* [Job]: Write out, character for character, the line containing "Read out every word on this page." and all lines after it up to the end of the listing.

=== Dataset records ===

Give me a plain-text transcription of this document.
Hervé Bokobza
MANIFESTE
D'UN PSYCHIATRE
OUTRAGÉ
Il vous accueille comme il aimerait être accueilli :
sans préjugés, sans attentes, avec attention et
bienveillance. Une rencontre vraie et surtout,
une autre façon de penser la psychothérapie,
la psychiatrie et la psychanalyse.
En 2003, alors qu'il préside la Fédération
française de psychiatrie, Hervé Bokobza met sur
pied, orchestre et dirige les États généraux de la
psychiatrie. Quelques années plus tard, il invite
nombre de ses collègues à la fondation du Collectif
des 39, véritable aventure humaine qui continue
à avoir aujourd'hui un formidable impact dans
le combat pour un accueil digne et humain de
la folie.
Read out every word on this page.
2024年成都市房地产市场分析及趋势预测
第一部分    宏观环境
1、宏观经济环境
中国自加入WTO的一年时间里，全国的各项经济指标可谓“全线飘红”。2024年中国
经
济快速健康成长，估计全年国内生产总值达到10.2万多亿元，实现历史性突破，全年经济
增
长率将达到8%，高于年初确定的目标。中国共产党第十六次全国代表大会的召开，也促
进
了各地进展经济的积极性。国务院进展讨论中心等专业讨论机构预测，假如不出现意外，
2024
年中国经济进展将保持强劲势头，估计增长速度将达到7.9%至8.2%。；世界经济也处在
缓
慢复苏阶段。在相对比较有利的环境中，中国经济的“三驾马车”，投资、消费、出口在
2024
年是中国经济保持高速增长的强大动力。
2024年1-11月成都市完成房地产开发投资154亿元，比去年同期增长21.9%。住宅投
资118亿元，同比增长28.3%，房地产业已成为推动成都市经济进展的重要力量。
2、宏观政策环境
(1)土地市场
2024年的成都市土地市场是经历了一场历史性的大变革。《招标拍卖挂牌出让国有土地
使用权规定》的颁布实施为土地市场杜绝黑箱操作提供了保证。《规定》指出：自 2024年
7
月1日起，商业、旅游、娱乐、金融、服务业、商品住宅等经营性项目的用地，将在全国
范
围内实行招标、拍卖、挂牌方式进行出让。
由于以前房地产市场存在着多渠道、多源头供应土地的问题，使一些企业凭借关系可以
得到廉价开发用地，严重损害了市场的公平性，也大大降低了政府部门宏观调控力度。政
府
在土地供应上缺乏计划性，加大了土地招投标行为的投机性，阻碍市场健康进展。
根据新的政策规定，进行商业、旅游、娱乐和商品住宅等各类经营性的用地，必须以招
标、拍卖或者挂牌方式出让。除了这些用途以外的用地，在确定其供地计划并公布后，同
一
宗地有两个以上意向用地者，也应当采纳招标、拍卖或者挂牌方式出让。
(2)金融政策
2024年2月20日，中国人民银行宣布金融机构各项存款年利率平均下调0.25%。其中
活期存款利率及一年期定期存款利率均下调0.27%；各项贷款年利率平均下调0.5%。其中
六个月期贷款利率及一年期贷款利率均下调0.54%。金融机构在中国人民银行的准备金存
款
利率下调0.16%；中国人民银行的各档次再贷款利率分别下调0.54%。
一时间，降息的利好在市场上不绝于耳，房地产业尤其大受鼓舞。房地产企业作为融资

===

* [Result for this exercise]:
Read out every word on this page.
2024年成都市房地产市场分析及趋势预测
第一部分    宏观环境
1、宏观经济环境
中国自加入WTO的一年时间里，全国的各项经济指标可谓“全线飘红”。2024年中国
经
济快速健康成长，估计全年国内生产总值达到10.2万多亿元，实现历史性突破，全年经济
增
长率将达到8%，高于年初确定的目标。中国共产党第十六次全国代表大会的召开，也促
进
了各地进展经济的积极性。国务院进展讨论中心等专业讨论机构预测，假如不出现意外，
2024
年中国经济进展将保持强劲势头，估计增长速度将达到7.9%至8.2%。；世界经济也处在
缓
慢复苏阶段。在相对比较有利的环境中，中国经济的“三驾马车”，投资、消费、出口在
2024
年是中国经济保持高速增长的强大动力。
2024年1-11月成都市完成房地产开发投资154亿元，比去年同期增长21.9%。住宅投
资118亿元，同比增长28.3%，房地产业已成为推动成都市经济进展的重要力量。
2、宏观政策环境
(1)土地市场
2024年的成都市土地市场是经历了一场历史性的大变革。《招标拍卖挂牌出让国有土地
使用权规定》的颁布实施为土地市场杜绝黑箱操作提供了保证。《规定》指出：自 2024年
7
月1日起，商业、旅游、娱乐、金融、服务业、商品住宅等经营性项目的用地，将在全国
范
围内实行招标、拍卖、挂牌方式进行出让。
由于以前房地产市场存在着多渠道、多源头供应土地的问题，使一些企业凭借关系可以
得到廉价开发用地，严重损害了市场的公平性，也大大降低了政府部门宏观调控力度。政
府
在土地供应上缺乏计划性，加大了土地招投标行为的投机性，阻碍市场健康进展。
根据新的政策规定，进行商业、旅游、娱乐和商品住宅等各类经营性的用地，必须以招
标、拍卖或者挂牌方式出让。除了这些用途以外的用地，在确定其供地计划并公布后，同
一
宗地有两个以上意向用地者，也应当采纳招标、拍卖或者挂牌方式出让。
(2)金融政策
2024年2月20日，中国人民银行宣布金融机构各项存款年利率平均下调0.25%。其中
活期存款利率及一年期定期存款利率均下调0.27%；各项贷款年利率平均下调0.5%。其中
六个月期贷款利率及一年期贷款利率均下调0.54%。金融机构在中国人民银行的准备金存
款
利率下调0.16%；中国人民银行的各档次再贷款利率分别下调0.54%。
一时间，降息的利好在市场上不绝于耳，房地产业尤其大受鼓舞。房地产企业作为融资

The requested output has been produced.